= What is needed =
Every line that contains the word "Remits" should be copied.

= Dataset rows about figures =

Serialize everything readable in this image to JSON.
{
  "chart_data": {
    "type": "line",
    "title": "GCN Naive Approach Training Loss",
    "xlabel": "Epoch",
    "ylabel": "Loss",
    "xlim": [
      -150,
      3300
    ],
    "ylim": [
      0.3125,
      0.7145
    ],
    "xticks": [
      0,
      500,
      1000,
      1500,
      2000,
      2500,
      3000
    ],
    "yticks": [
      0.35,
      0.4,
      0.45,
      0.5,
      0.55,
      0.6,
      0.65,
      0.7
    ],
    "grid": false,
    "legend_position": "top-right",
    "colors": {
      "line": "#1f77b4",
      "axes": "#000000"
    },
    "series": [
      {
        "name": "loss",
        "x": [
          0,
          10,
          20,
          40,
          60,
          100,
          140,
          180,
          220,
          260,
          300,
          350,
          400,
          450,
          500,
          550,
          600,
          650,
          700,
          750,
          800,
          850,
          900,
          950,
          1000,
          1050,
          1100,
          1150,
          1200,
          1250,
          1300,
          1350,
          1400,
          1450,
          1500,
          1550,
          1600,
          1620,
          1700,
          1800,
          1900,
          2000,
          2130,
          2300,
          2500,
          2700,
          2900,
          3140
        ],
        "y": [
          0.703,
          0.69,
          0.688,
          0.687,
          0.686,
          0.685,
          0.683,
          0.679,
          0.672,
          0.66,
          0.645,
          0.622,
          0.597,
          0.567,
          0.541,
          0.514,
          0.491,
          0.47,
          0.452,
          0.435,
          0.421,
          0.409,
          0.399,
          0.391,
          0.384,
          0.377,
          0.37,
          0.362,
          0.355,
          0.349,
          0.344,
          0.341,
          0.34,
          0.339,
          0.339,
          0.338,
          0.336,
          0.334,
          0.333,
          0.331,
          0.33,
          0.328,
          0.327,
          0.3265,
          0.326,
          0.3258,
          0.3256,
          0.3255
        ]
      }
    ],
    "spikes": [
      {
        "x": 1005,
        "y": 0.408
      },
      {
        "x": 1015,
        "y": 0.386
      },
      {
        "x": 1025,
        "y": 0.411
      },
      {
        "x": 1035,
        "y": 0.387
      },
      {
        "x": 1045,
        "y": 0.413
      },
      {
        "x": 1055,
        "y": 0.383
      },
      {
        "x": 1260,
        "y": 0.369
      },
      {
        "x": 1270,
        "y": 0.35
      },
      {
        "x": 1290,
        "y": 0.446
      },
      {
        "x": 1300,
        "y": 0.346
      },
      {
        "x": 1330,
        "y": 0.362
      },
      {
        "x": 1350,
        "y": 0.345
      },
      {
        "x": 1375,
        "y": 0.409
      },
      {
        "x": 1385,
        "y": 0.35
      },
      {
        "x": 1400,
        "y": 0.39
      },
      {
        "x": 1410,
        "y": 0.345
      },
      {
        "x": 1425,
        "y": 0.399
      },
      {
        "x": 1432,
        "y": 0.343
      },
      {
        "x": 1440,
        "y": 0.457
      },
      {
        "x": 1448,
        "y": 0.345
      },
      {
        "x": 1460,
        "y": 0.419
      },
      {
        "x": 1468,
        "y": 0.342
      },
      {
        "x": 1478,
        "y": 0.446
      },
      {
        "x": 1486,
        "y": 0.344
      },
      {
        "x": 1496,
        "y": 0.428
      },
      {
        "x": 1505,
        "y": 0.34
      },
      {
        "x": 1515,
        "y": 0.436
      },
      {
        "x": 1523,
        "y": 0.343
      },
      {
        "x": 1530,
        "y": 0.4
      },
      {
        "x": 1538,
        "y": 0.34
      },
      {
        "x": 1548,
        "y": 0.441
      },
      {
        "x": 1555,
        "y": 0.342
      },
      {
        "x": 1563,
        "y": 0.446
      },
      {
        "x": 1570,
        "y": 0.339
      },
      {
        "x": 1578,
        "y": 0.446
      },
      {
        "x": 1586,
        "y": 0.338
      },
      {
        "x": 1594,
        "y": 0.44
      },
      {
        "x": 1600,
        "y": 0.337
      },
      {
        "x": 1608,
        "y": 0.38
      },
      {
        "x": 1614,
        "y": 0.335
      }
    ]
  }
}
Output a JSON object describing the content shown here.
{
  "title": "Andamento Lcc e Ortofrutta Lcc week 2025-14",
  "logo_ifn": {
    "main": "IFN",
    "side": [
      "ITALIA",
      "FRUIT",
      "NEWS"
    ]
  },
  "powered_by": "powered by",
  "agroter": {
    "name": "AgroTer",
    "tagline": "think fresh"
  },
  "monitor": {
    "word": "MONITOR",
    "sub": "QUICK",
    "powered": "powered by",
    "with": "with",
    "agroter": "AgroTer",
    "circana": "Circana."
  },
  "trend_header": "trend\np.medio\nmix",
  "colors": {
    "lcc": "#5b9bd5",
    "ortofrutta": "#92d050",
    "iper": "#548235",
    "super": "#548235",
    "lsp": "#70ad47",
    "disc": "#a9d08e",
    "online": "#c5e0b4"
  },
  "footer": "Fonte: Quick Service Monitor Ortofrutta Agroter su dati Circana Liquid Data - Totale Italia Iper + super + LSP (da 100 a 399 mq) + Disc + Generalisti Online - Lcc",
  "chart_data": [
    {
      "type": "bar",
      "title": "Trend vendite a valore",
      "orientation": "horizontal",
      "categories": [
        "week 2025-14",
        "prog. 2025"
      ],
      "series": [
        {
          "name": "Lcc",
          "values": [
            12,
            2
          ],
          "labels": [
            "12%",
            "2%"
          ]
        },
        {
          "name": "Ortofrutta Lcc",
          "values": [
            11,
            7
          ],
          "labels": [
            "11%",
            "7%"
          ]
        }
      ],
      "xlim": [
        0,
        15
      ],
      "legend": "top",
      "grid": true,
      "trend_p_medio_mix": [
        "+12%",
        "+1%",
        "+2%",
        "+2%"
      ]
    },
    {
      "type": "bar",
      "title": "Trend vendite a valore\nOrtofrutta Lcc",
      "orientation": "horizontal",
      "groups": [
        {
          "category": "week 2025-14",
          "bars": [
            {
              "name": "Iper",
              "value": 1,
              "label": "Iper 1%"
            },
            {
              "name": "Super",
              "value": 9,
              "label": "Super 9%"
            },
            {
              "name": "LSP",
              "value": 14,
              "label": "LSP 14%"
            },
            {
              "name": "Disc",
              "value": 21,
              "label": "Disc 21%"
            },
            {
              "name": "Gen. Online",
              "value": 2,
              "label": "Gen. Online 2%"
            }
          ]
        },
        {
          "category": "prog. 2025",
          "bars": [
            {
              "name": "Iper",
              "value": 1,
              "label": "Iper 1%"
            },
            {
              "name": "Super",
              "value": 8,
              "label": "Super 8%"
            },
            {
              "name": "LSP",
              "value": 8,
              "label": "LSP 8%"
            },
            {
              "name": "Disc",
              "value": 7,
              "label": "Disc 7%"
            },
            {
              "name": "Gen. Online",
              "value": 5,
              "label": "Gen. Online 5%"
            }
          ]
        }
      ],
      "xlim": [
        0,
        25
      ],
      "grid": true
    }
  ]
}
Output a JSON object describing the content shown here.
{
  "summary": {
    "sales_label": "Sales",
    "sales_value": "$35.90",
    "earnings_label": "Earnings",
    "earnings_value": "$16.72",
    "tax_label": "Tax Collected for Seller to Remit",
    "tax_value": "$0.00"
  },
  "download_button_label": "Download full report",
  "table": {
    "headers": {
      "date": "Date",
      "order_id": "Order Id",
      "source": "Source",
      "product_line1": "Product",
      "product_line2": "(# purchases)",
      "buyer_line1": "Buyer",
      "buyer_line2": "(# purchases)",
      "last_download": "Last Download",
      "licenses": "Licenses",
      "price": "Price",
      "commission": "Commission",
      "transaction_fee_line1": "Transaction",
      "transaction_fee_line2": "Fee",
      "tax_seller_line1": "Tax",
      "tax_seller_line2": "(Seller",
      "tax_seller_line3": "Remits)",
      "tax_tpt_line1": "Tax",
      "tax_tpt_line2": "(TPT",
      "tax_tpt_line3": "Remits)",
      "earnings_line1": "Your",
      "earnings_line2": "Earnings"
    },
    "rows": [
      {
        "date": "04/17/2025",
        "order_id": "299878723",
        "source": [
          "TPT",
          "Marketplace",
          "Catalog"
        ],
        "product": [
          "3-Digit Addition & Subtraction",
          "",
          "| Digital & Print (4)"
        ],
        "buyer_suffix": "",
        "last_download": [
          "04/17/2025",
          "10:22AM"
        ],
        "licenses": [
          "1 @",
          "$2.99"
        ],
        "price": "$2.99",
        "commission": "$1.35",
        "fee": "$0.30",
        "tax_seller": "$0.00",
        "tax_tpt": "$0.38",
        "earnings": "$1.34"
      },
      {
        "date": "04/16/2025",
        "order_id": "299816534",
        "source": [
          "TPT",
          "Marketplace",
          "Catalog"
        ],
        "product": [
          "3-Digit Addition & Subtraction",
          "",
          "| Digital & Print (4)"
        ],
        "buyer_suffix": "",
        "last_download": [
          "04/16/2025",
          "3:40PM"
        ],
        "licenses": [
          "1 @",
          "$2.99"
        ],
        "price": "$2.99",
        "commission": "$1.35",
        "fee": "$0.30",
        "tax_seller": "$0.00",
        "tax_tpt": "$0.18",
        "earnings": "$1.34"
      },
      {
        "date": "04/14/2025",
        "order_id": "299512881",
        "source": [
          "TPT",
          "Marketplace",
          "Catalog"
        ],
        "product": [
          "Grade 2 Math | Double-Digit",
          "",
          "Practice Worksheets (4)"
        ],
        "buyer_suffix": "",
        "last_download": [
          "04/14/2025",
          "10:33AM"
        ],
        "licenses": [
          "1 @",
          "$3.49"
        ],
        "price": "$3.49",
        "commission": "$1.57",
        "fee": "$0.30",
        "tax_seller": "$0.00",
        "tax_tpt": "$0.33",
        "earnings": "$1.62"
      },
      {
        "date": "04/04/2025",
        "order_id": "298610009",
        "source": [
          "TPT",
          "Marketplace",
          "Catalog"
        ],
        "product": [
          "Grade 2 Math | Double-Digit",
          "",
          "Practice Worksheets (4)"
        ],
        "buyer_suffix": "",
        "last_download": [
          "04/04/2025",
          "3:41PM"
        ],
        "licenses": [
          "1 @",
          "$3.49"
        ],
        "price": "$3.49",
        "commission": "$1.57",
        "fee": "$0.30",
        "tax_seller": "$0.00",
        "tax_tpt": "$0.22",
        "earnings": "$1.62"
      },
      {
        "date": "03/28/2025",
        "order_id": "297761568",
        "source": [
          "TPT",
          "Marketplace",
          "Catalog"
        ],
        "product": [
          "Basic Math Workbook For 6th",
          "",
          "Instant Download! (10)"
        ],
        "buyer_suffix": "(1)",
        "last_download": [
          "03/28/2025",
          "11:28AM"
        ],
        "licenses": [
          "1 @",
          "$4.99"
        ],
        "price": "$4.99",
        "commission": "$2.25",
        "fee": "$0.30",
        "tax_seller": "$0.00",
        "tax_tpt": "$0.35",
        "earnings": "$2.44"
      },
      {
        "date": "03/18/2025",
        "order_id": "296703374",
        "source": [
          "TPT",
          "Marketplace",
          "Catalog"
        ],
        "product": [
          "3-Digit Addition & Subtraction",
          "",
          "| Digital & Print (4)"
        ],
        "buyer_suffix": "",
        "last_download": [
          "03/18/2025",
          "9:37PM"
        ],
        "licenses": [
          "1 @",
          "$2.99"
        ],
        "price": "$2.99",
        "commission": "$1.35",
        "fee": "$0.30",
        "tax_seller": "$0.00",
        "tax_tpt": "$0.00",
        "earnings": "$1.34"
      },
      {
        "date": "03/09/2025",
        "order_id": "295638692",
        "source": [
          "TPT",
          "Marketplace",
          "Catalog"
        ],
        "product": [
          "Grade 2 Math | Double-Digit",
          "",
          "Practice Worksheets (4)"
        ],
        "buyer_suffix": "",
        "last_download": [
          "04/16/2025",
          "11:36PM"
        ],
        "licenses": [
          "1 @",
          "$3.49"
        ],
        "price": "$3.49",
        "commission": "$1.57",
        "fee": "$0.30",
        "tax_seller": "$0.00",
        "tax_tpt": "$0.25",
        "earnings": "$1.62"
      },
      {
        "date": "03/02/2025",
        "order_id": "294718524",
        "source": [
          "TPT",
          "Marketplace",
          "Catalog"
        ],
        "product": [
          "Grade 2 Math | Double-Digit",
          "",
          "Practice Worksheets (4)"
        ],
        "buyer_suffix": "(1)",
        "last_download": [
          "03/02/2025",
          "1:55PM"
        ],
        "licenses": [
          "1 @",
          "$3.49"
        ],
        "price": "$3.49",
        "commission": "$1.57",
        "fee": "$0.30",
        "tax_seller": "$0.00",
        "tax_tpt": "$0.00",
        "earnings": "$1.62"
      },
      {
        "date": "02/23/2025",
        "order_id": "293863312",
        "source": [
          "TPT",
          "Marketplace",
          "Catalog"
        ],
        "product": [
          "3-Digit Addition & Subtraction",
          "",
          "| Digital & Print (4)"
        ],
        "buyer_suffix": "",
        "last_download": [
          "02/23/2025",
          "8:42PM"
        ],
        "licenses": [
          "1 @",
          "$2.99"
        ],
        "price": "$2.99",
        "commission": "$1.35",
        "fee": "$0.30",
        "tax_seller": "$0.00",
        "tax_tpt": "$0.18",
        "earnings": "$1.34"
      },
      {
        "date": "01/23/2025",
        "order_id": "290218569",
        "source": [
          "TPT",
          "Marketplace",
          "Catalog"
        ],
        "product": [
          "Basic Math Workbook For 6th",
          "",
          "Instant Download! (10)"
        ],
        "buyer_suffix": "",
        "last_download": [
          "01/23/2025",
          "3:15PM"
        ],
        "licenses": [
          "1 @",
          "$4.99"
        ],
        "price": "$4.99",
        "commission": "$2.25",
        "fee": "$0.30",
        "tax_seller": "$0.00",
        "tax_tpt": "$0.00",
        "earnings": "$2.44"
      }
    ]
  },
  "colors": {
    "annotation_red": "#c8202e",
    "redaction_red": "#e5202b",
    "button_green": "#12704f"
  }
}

= Written response =
      "tax_seller_line3": "Remits)",
      "tax_tpt_line3": "Remits)",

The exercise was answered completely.